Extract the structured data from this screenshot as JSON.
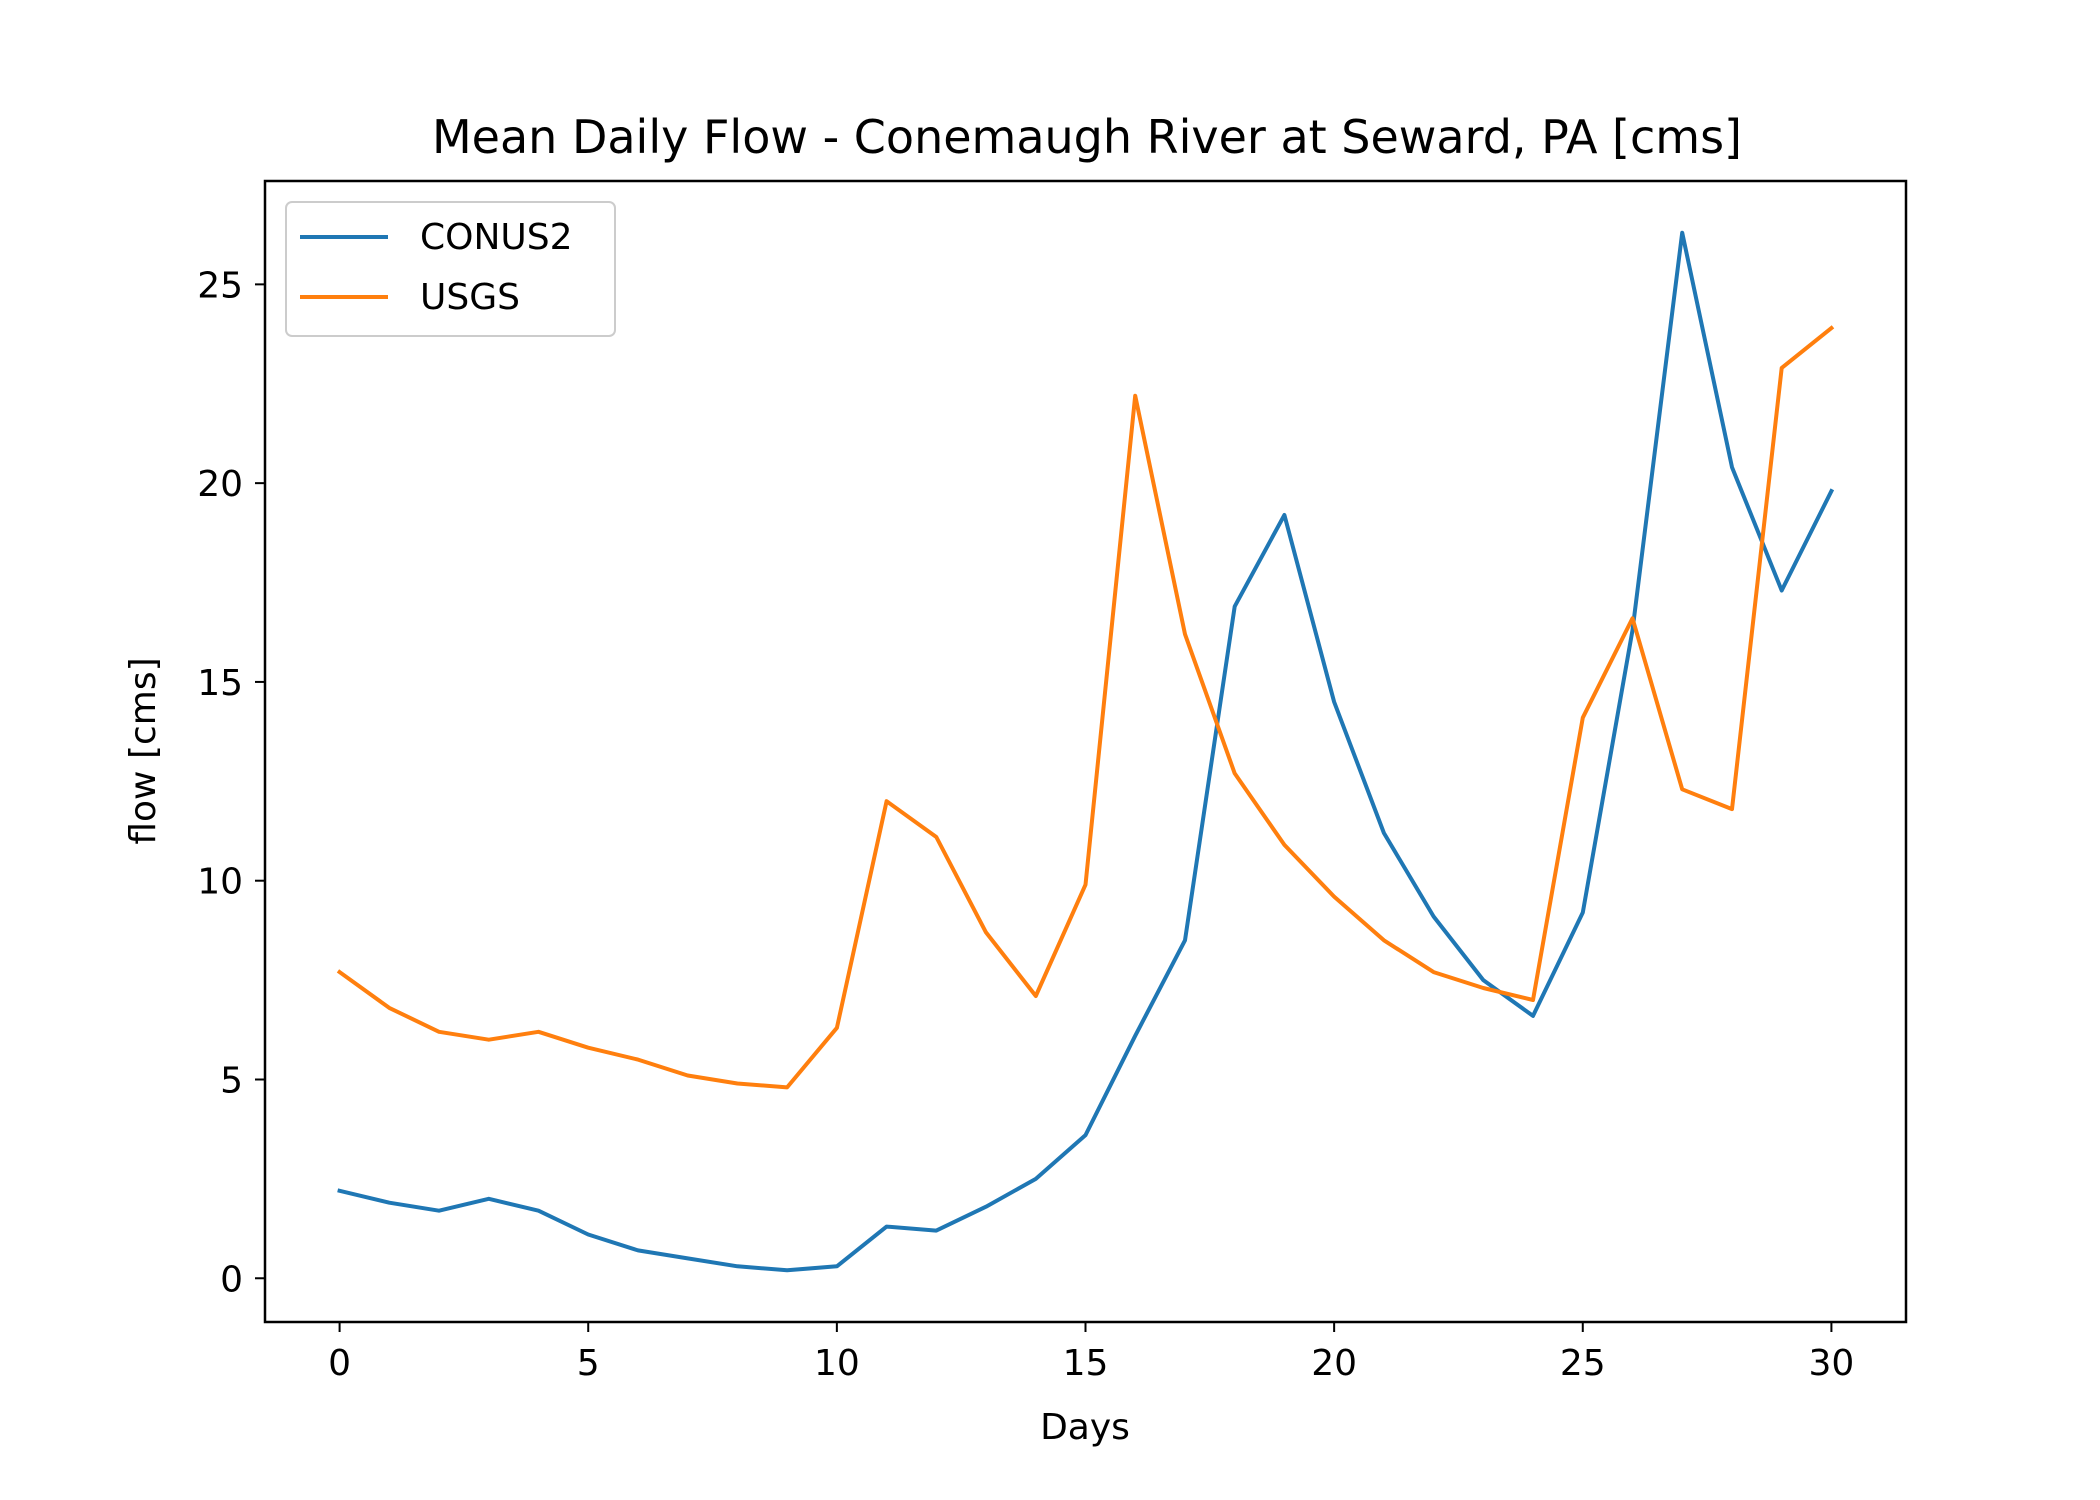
{
  "chart_data": {
    "type": "line",
    "title": "Mean Daily Flow - Conemaugh River at Seward, PA [cms]",
    "xlabel": "Days",
    "ylabel": "flow [cms]",
    "xlim": [
      -1.5,
      31.5
    ],
    "ylim": [
      -1.1,
      27.6
    ],
    "xticks": [
      0,
      5,
      10,
      15,
      20,
      25,
      30
    ],
    "yticks": [
      0,
      5,
      10,
      15,
      20,
      25
    ],
    "grid": false,
    "legend_position": "upper-left",
    "x": [
      0,
      1,
      2,
      3,
      4,
      5,
      6,
      7,
      8,
      9,
      10,
      11,
      12,
      13,
      14,
      15,
      16,
      17,
      18,
      19,
      20,
      21,
      22,
      23,
      24,
      25,
      26,
      27,
      28,
      29,
      30
    ],
    "series": [
      {
        "name": "CONUS2",
        "color": "#1f77b4",
        "values": [
          2.2,
          1.9,
          1.7,
          2.0,
          1.7,
          1.1,
          0.7,
          0.5,
          0.3,
          0.2,
          0.3,
          1.3,
          1.2,
          1.8,
          2.5,
          3.6,
          6.1,
          8.5,
          16.9,
          19.2,
          14.5,
          11.2,
          9.1,
          7.5,
          6.6,
          9.2,
          16.3,
          26.3,
          20.4,
          17.3,
          19.8
        ]
      },
      {
        "name": "USGS",
        "color": "#ff7f0e",
        "values": [
          7.7,
          6.8,
          6.2,
          6.0,
          6.2,
          5.8,
          5.5,
          5.1,
          4.9,
          4.8,
          6.3,
          12.0,
          11.1,
          8.7,
          7.1,
          9.9,
          22.2,
          16.2,
          12.7,
          10.9,
          9.6,
          8.5,
          7.7,
          7.3,
          7.0,
          14.1,
          16.6,
          12.3,
          11.8,
          22.9,
          23.9
        ]
      }
    ]
  }
}
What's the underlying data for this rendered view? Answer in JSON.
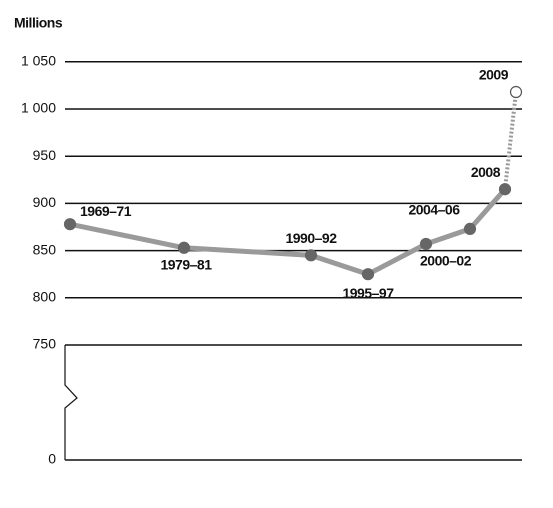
{
  "chart_data": {
    "type": "line",
    "y_label": "Millions",
    "categories": [
      "1969–71",
      "1979–81",
      "1990–92",
      "1995–97",
      "2000–02",
      "2004–06",
      "2008",
      "2009"
    ],
    "series": [
      {
        "color": "#9a9a9a",
        "marker_color": "#666666",
        "values": [
          878,
          853,
          845,
          825,
          857,
          873,
          915,
          1018
        ]
      }
    ],
    "ylim": [
      0,
      1050
    ],
    "yticks": [
      0,
      750,
      800,
      850,
      900,
      950,
      {
        "value": 1000,
        "label": "1 000"
      },
      {
        "value": 1050,
        "label": "1 050"
      }
    ],
    "grid": true,
    "axis_break": true
  }
}
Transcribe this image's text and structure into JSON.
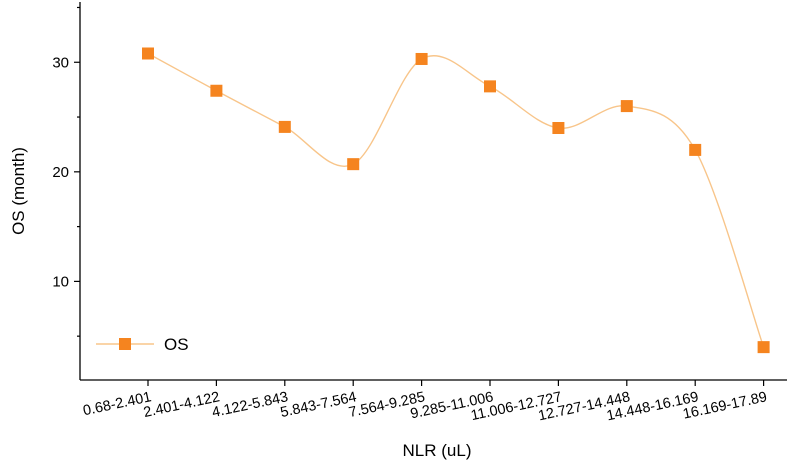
{
  "chart_data": {
    "type": "line",
    "title": "",
    "xlabel": "NLR (uL)",
    "ylabel": "OS (month)",
    "categories": [
      "0.68-2.401",
      "2.401-4.122",
      "4.122-5.843",
      "5.843-7.564",
      "7.564-9.285",
      "9.285-11.006",
      "11.006-12.727",
      "12.727-14.448",
      "14.448-16.169",
      "16.169-17.89"
    ],
    "series": [
      {
        "name": "OS",
        "values": [
          30.8,
          27.4,
          24.1,
          20.7,
          30.3,
          27.8,
          24.0,
          26.0,
          22.0,
          4.0
        ],
        "color": "#f5841f",
        "line_color": "#f8c58a"
      }
    ],
    "ylim": [
      1,
      35.5
    ],
    "yticks": [
      10,
      20,
      30
    ],
    "smooth": true,
    "grid": false,
    "legend": "bottom-left"
  }
}
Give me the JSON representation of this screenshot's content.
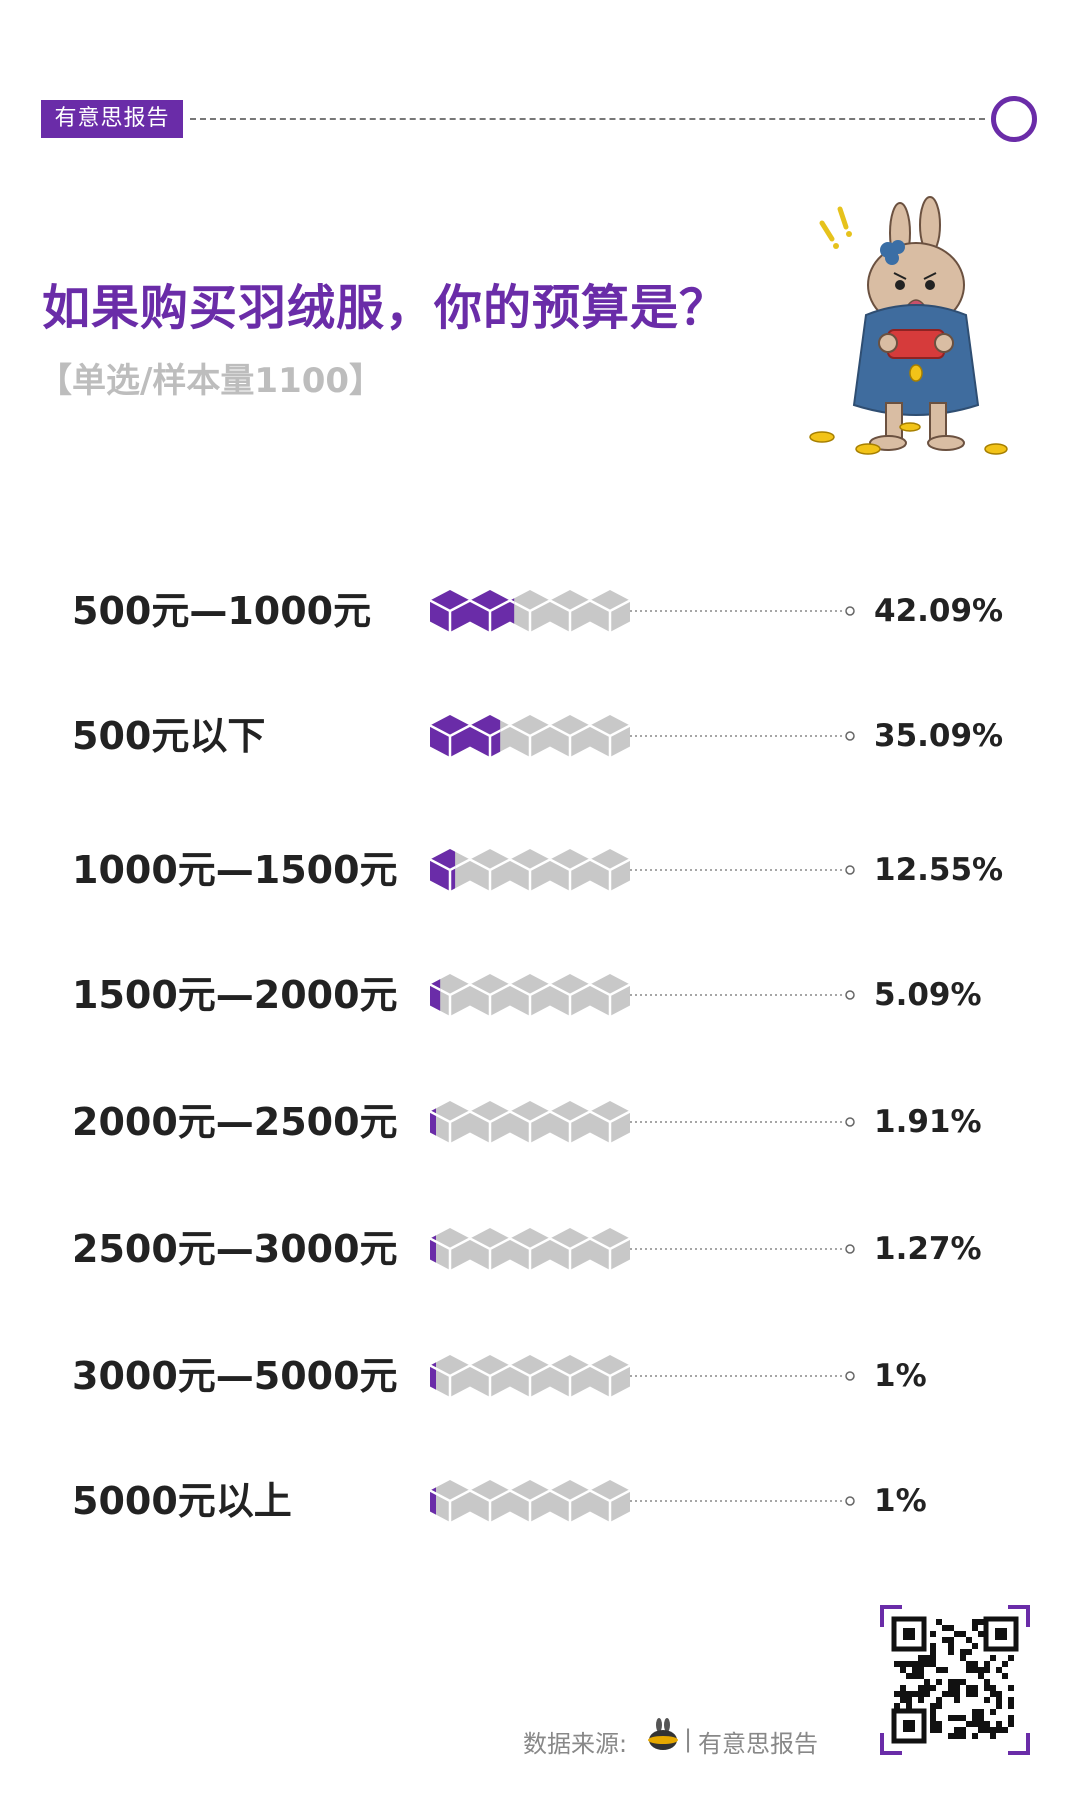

- **Exercise**
Identify each line in the records above that contains the word "true", and copy it out in full.

- **Finished exercise**
    "grid": true,
    "axis_break": true
    "smooth": true,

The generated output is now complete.